DIRECTIONS: What follows is a set of entries. Give them again exactly, without the pictures.

>> Start

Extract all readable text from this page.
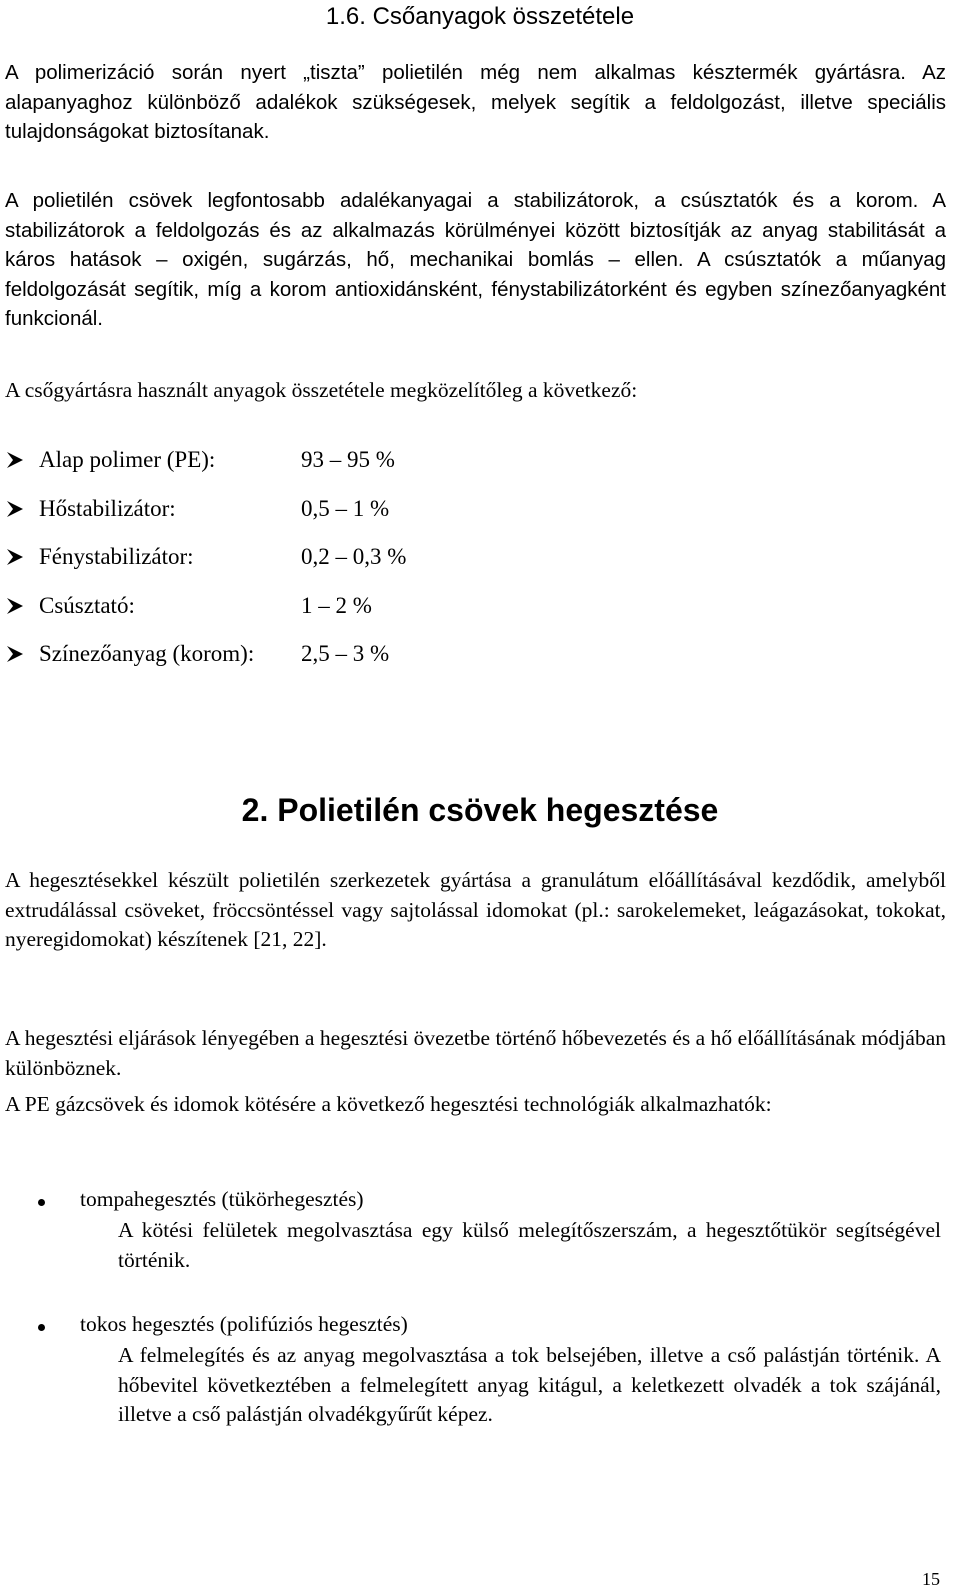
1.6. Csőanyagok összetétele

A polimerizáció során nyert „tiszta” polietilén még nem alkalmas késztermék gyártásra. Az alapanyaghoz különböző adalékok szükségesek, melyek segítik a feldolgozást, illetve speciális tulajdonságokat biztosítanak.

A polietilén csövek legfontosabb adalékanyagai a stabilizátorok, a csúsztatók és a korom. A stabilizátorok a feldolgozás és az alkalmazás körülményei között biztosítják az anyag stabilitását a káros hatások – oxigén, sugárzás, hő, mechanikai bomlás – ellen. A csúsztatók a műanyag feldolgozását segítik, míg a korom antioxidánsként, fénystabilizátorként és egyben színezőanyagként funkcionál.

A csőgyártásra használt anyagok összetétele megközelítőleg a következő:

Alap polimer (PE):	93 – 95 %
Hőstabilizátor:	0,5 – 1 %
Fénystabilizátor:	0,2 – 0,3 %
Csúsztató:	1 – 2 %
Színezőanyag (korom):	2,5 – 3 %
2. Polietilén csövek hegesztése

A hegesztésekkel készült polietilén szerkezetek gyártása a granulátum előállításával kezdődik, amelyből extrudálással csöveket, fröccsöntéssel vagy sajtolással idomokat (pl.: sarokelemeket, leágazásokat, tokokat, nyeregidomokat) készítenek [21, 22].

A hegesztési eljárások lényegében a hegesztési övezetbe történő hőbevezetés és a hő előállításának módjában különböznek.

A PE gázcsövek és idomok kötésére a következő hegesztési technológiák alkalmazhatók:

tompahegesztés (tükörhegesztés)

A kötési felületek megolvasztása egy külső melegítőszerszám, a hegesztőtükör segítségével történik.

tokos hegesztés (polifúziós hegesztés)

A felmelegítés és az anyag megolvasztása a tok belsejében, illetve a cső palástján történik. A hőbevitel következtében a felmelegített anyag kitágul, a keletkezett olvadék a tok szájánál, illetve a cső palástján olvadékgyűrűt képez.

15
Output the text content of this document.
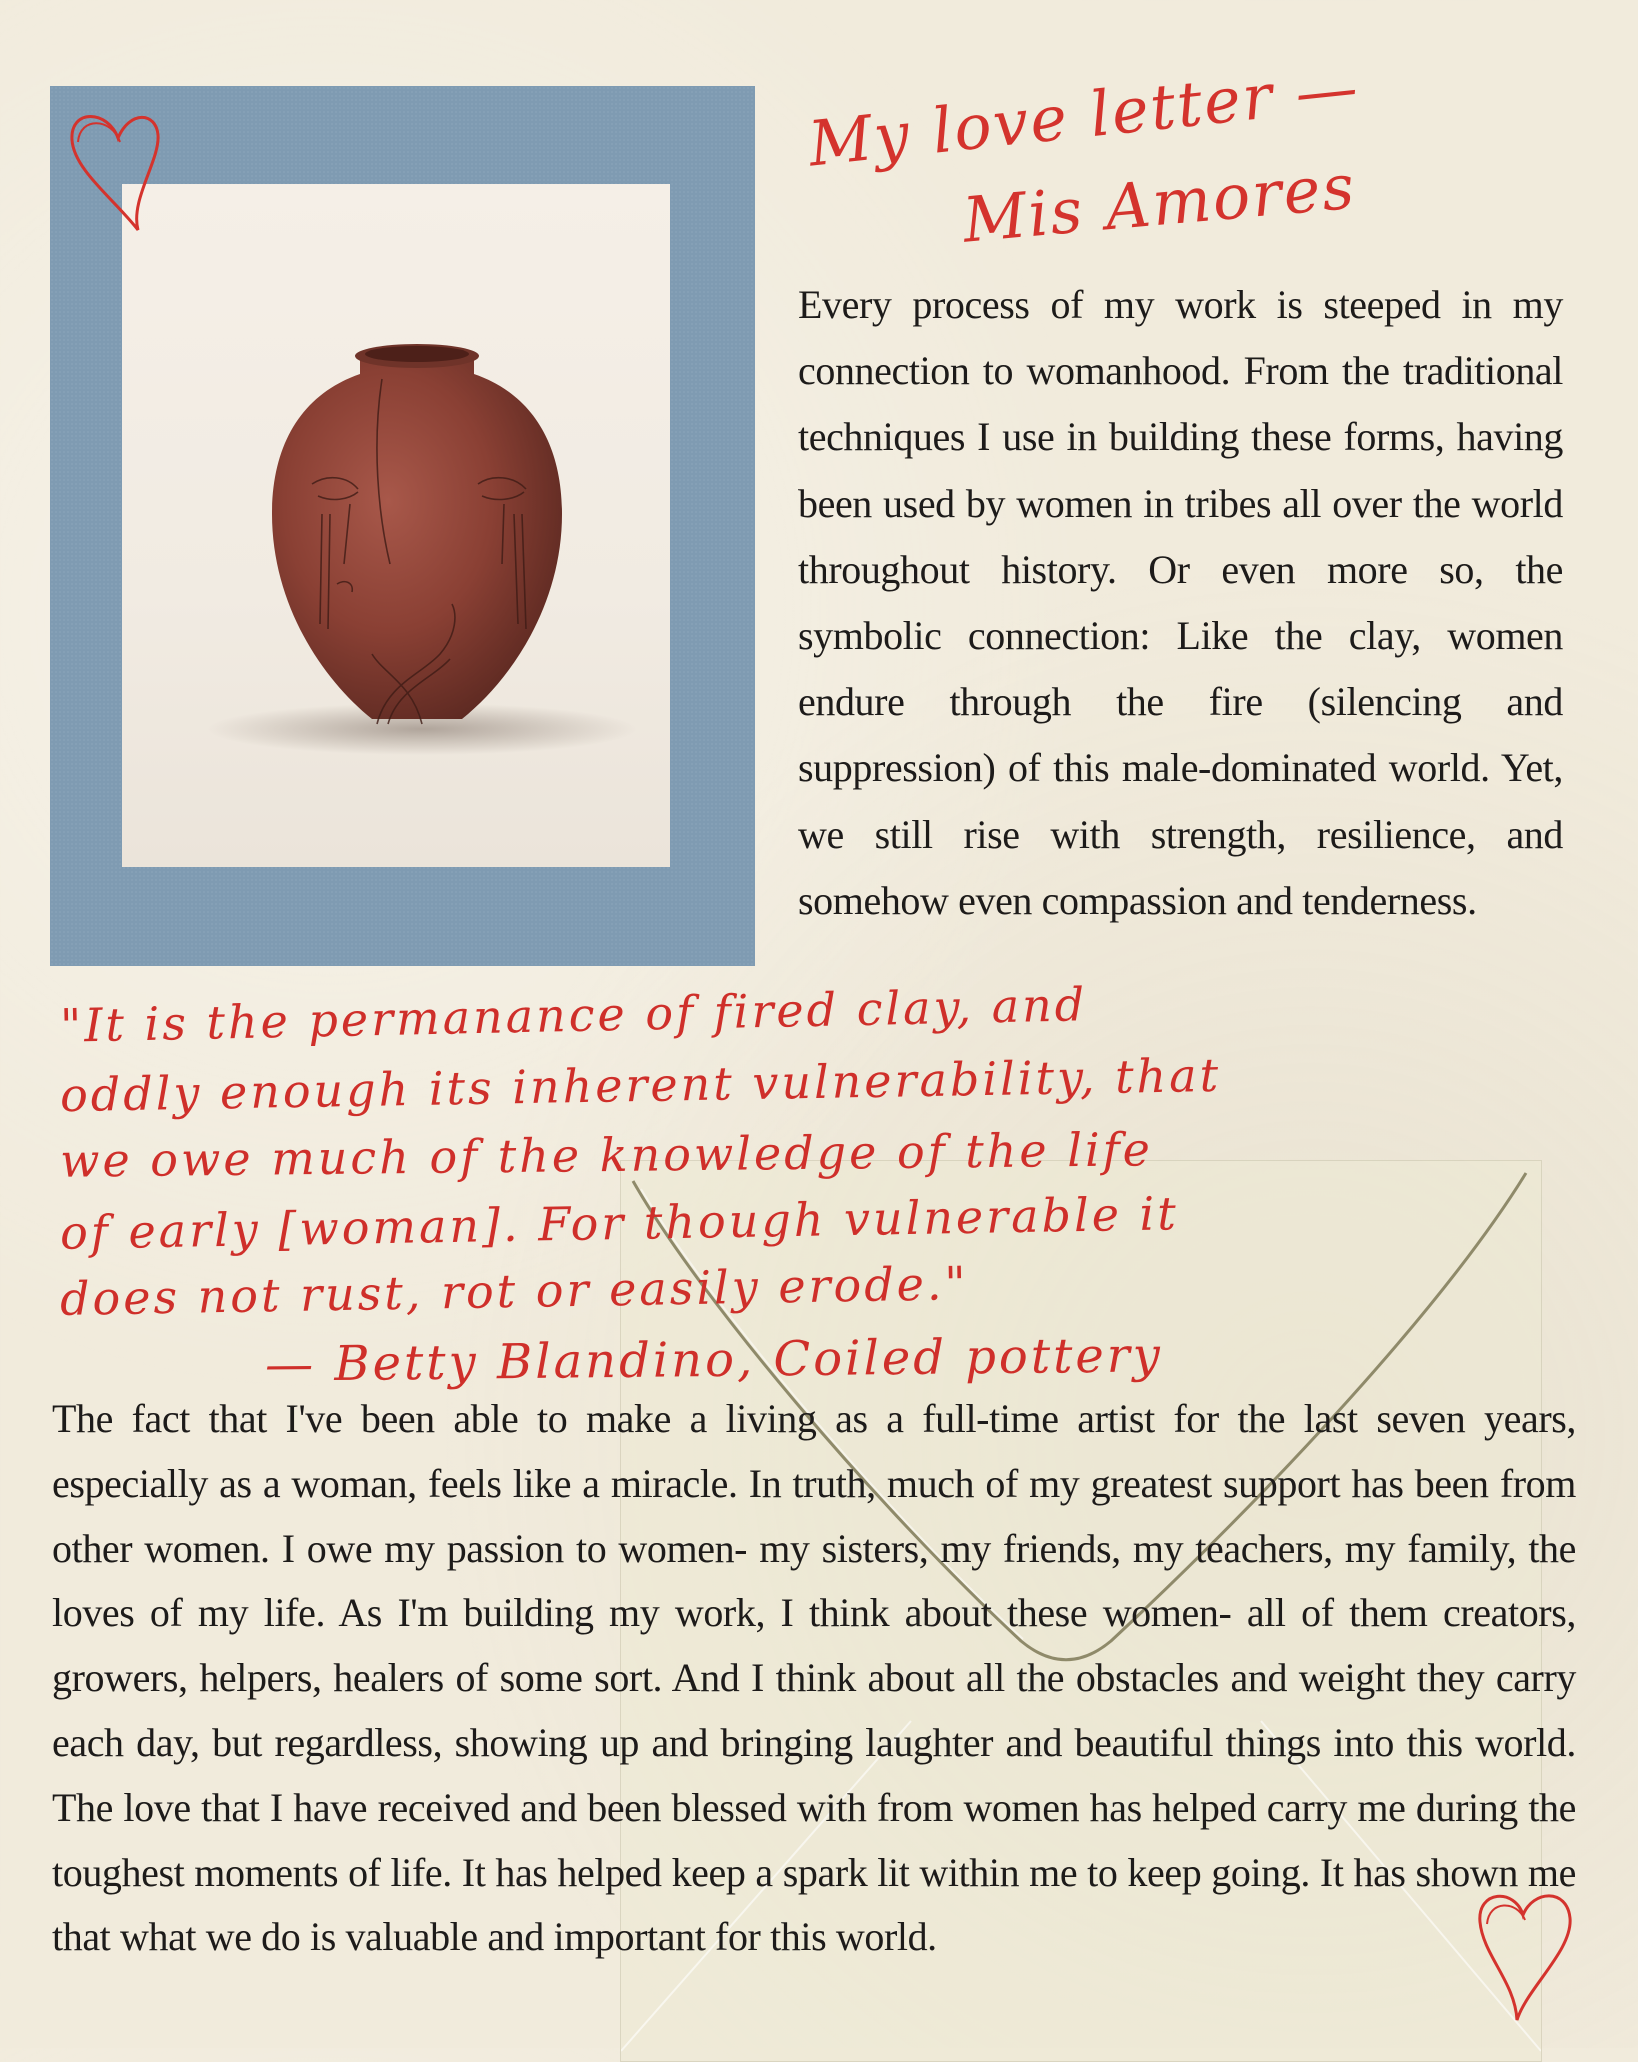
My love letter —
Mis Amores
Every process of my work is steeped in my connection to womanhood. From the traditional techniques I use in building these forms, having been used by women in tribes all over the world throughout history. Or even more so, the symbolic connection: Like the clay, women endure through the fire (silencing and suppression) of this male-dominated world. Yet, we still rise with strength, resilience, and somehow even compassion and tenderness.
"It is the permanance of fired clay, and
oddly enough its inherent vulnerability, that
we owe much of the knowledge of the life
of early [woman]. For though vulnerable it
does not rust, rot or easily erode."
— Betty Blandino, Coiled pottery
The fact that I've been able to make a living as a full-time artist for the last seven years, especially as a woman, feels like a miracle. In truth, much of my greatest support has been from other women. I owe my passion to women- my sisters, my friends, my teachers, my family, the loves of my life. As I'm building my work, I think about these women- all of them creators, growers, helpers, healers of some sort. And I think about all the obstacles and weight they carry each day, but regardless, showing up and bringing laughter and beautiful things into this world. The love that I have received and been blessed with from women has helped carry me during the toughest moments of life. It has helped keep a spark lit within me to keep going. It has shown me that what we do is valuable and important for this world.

>> End

TASK SOLUTION:
Extract all readable text from this page.
1.6. Csőanyagok összetétele

A polimerizáció során nyert „tiszta” polietilén még nem alkalmas késztermék gyártásra. Az alapanyaghoz különböző adalékok szükségesek, melyek segítik a feldolgozást, illetve speciális tulajdonságokat biztosítanak.

A polietilén csövek legfontosabb adalékanyagai a stabilizátorok, a csúsztatók és a korom. A stabilizátorok a feldolgozás és az alkalmazás körülményei között biztosítják az anyag stabilitását a káros hatások – oxigén, sugárzás, hő, mechanikai bomlás – ellen. A csúsztatók a műanyag feldolgozását segítik, míg a korom antioxidánsként, fénystabilizátorként és egyben színezőanyagként funkcionál.

A csőgyártásra használt anyagok összetétele megközelítőleg a következő:

Alap polimer (PE):	93 – 95 %
Hőstabilizátor:	0,5 – 1 %
Fénystabilizátor:	0,2 – 0,3 %
Csúsztató:	1 – 2 %
Színezőanyag (korom):	2,5 – 3 %
2. Polietilén csövek hegesztése

A hegesztésekkel készült polietilén szerkezetek gyártása a granulátum előállításával kezdődik, amelyből extrudálással csöveket, fröccsöntéssel vagy sajtolással idomokat (pl.: sarokelemeket, leágazásokat, tokokat, nyeregidomokat) készítenek [21, 22].

A hegesztési eljárások lényegében a hegesztési övezetbe történő hőbevezetés és a hő előállításának módjában különböznek.

A PE gázcsövek és idomok kötésére a következő hegesztési technológiák alkalmazhatók:

tompahegesztés (tükörhegesztés)

A kötési felületek megolvasztása egy külső melegítőszerszám, a hegesztőtükör segítségével történik.

tokos hegesztés (polifúziós hegesztés)

A felmelegítés és az anyag megolvasztása a tok belsejében, illetve a cső palástján történik. A hőbevitel következtében a felmelegített anyag kitágul, a keletkezett olvadék a tok szájánál, illetve a cső palástján olvadékgyűrűt képez.

15
Output the text content of this document.
My love letter —
Mis Amores
Every process of my work is steeped in my connection to womanhood. From the traditional techniques I use in building these forms, having been used by women in tribes all over the world throughout history. Or even more so, the symbolic connection: Like the clay, women endure through the fire (silencing and suppression) of this male-dominated world. Yet, we still rise with strength, resilience, and somehow even compassion and tenderness.
"It is the permanance of fired clay, and
oddly enough its inherent vulnerability, that
we owe much of the knowledge of the life
of early [woman]. For though vulnerable it
does not rust, rot or easily erode."
— Betty Blandino, Coiled pottery
The fact that I've been able to make a living as a full-time artist for the last seven years, especially as a woman, feels like a miracle. In truth, much of my greatest support has been from other women. I owe my passion to women- my sisters, my friends, my teachers, my family, the loves of my life. As I'm building my work, I think about these women- all of them creators, growers, helpers, healers of some sort. And I think about all the obstacles and weight they carry each day, but regardless, showing up and bringing laughter and beautiful things into this world. The love that I have received and been blessed with from women has helped carry me during the toughest moments of life. It has helped keep a spark lit within me to keep going. It has shown me that what we do is valuable and important for this world.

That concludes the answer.